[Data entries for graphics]
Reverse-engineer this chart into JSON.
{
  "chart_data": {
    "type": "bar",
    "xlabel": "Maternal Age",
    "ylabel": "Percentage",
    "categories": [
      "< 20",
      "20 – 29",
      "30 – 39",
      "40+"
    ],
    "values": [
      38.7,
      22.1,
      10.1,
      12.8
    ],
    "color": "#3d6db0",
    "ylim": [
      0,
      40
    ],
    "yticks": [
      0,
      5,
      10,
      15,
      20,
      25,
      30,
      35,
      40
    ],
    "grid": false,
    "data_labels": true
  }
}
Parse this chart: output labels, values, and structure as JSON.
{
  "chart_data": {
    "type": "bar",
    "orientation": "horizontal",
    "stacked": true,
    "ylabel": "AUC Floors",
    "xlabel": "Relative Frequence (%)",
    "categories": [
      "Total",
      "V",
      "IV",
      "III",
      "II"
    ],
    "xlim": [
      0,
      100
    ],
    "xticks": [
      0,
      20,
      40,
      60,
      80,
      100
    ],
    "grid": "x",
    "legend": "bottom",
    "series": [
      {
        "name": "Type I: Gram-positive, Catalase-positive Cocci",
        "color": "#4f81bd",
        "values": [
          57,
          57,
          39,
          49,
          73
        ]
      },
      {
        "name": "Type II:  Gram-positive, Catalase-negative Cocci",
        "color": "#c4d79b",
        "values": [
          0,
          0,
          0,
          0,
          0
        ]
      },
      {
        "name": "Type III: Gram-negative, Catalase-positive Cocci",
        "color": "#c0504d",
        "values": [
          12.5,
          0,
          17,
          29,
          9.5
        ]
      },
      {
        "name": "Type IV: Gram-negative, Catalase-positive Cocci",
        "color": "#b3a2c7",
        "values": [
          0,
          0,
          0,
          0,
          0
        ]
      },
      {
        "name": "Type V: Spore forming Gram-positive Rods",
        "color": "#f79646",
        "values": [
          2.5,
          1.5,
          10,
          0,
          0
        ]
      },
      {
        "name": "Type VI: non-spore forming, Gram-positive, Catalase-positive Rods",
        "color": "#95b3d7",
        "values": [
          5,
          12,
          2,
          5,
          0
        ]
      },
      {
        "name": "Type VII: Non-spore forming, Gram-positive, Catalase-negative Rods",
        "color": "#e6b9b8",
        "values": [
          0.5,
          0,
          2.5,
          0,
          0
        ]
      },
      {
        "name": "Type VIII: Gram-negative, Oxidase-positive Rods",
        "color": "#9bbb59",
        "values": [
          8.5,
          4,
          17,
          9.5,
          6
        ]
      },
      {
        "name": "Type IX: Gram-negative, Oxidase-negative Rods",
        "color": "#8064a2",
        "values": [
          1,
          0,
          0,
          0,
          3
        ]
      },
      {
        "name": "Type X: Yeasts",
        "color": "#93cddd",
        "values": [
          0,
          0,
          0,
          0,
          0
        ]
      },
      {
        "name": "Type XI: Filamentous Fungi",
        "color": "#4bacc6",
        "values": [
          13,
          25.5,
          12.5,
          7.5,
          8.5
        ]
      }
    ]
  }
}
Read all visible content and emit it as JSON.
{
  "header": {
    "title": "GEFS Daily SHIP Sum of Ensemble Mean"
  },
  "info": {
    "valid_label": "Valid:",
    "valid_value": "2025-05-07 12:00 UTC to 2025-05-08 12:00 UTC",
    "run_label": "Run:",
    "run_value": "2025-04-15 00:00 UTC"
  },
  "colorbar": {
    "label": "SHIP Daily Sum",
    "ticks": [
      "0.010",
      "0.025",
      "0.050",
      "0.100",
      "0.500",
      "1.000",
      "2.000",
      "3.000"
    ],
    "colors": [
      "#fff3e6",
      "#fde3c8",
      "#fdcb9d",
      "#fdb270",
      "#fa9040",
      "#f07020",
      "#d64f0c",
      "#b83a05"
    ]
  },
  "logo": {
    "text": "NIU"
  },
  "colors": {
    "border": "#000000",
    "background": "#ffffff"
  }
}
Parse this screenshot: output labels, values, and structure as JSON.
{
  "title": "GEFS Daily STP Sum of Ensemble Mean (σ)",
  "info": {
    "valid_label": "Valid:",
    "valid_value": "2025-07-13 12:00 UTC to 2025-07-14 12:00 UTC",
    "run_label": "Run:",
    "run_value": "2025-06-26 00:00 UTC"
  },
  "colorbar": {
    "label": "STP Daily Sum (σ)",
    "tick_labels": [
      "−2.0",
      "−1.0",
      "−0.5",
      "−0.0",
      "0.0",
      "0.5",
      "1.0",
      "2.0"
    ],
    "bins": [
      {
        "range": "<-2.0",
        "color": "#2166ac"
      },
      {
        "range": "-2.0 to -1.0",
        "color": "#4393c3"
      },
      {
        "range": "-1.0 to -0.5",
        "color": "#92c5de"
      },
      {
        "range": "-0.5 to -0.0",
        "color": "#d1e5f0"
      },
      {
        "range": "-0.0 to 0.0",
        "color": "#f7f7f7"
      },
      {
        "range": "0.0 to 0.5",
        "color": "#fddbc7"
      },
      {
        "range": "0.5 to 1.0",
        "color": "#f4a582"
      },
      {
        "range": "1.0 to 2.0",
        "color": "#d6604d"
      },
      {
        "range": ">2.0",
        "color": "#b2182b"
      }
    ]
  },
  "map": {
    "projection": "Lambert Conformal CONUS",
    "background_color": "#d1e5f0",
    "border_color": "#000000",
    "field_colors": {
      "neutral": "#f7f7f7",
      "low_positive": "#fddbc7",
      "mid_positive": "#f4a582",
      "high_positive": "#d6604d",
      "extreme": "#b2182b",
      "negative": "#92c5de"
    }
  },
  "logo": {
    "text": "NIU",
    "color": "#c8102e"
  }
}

WHAT IS BEING ASKED: Word for word, restate all of the data shown above.

WRITTEN RESPONSE:
Reverse-engineer this chart into JSON.
{
  "chart_data": {
    "type": "bar",
    "xlabel": "Maternal Age",
    "ylabel": "Percentage",
    "categories": [
      "< 20",
      "20 – 29",
      "30 – 39",
      "40+"
    ],
    "values": [
      38.7,
      22.1,
      10.1,
      12.8
    ],
    "color": "#3d6db0",
    "ylim": [
      0,
      40
    ],
    "yticks": [
      0,
      5,
      10,
      15,
      20,
      25,
      30,
      35,
      40
    ],
    "grid": false,
    "data_labels": true
  }
}
Parse this chart: output labels, values, and structure as JSON.
{
  "chart_data": {
    "type": "bar",
    "orientation": "horizontal",
    "stacked": true,
    "ylabel": "AUC Floors",
    "xlabel": "Relative Frequence (%)",
    "categories": [
      "Total",
      "V",
      "IV",
      "III",
      "II"
    ],
    "xlim": [
      0,
      100
    ],
    "xticks": [
      0,
      20,
      40,
      60,
      80,
      100
    ],
    "grid": "x",
    "legend": "bottom",
    "series": [
      {
        "name": "Type I: Gram-positive, Catalase-positive Cocci",
        "color": "#4f81bd",
        "values": [
          57,
          57,
          39,
          49,
          73
        ]
      },
      {
        "name": "Type II:  Gram-positive, Catalase-negative Cocci",
        "color": "#c4d79b",
        "values": [
          0,
          0,
          0,
          0,
          0
        ]
      },
      {
        "name": "Type III: Gram-negative, Catalase-positive Cocci",
        "color": "#c0504d",
        "values": [
          12.5,
          0,
          17,
          29,
          9.5
        ]
      },
      {
        "name": "Type IV: Gram-negative, Catalase-positive Cocci",
        "color": "#b3a2c7",
        "values": [
          0,
          0,
          0,
          0,
          0
        ]
      },
      {
        "name": "Type V: Spore forming Gram-positive Rods",
        "color": "#f79646",
        "values": [
          2.5,
          1.5,
          10,
          0,
          0
        ]
      },
      {
        "name": "Type VI: non-spore forming, Gram-positive, Catalase-positive Rods",
        "color": "#95b3d7",
        "values": [
          5,
          12,
          2,
          5,
          0
        ]
      },
      {
        "name": "Type VII: Non-spore forming, Gram-positive, Catalase-negative Rods",
        "color": "#e6b9b8",
        "values": [
          0.5,
          0,
          2.5,
          0,
          0
        ]
      },
      {
        "name": "Type VIII: Gram-negative, Oxidase-positive Rods",
        "color": "#9bbb59",
        "values": [
          8.5,
          4,
          17,
          9.5,
          6
        ]
      },
      {
        "name": "Type IX: Gram-negative, Oxidase-negative Rods",
        "color": "#8064a2",
        "values": [
          1,
          0,
          0,
          0,
          3
        ]
      },
      {
        "name": "Type X: Yeasts",
        "color": "#93cddd",
        "values": [
          0,
          0,
          0,
          0,
          0
        ]
      },
      {
        "name": "Type XI: Filamentous Fungi",
        "color": "#4bacc6",
        "values": [
          13,
          25.5,
          12.5,
          7.5,
          8.5
        ]
      }
    ]
  }
}
Read all visible content and emit it as JSON.
{
  "header": {
    "title": "GEFS Daily SHIP Sum of Ensemble Mean"
  },
  "info": {
    "valid_label": "Valid:",
    "valid_value": "2025-05-07 12:00 UTC to 2025-05-08 12:00 UTC",
    "run_label": "Run:",
    "run_value": "2025-04-15 00:00 UTC"
  },
  "colorbar": {
    "label": "SHIP Daily Sum",
    "ticks": [
      "0.010",
      "0.025",
      "0.050",
      "0.100",
      "0.500",
      "1.000",
      "2.000",
      "3.000"
    ],
    "colors": [
      "#fff3e6",
      "#fde3c8",
      "#fdcb9d",
      "#fdb270",
      "#fa9040",
      "#f07020",
      "#d64f0c",
      "#b83a05"
    ]
  },
  "logo": {
    "text": "NIU"
  },
  "colors": {
    "border": "#000000",
    "background": "#ffffff"
  }
}
Parse this screenshot: output labels, values, and structure as JSON.
{
  "title": "GEFS Daily STP Sum of Ensemble Mean (σ)",
  "info": {
    "valid_label": "Valid:",
    "valid_value": "2025-07-13 12:00 UTC to 2025-07-14 12:00 UTC",
    "run_label": "Run:",
    "run_value": "2025-06-26 00:00 UTC"
  },
  "colorbar": {
    "label": "STP Daily Sum (σ)",
    "tick_labels": [
      "−2.0",
      "−1.0",
      "−0.5",
      "−0.0",
      "0.0",
      "0.5",
      "1.0",
      "2.0"
    ],
    "bins": [
      {
        "range": "<-2.0",
        "color": "#2166ac"
      },
      {
        "range": "-2.0 to -1.0",
        "color": "#4393c3"
      },
      {
        "range": "-1.0 to -0.5",
        "color": "#92c5de"
      },
      {
        "range": "-0.5 to -0.0",
        "color": "#d1e5f0"
      },
      {
        "range": "-0.0 to 0.0",
        "color": "#f7f7f7"
      },
      {
        "range": "0.0 to 0.5",
        "color": "#fddbc7"
      },
      {
        "range": "0.5 to 1.0",
        "color": "#f4a582"
      },
      {
        "range": "1.0 to 2.0",
        "color": "#d6604d"
      },
      {
        "range": ">2.0",
        "color": "#b2182b"
      }
    ]
  },
  "map": {
    "projection": "Lambert Conformal CONUS",
    "background_color": "#d1e5f0",
    "border_color": "#000000",
    "field_colors": {
      "neutral": "#f7f7f7",
      "low_positive": "#fddbc7",
      "mid_positive": "#f4a582",
      "high_positive": "#d6604d",
      "extreme": "#b2182b",
      "negative": "#92c5de"
    }
  },
  "logo": {
    "text": "NIU",
    "color": "#c8102e"
  }
}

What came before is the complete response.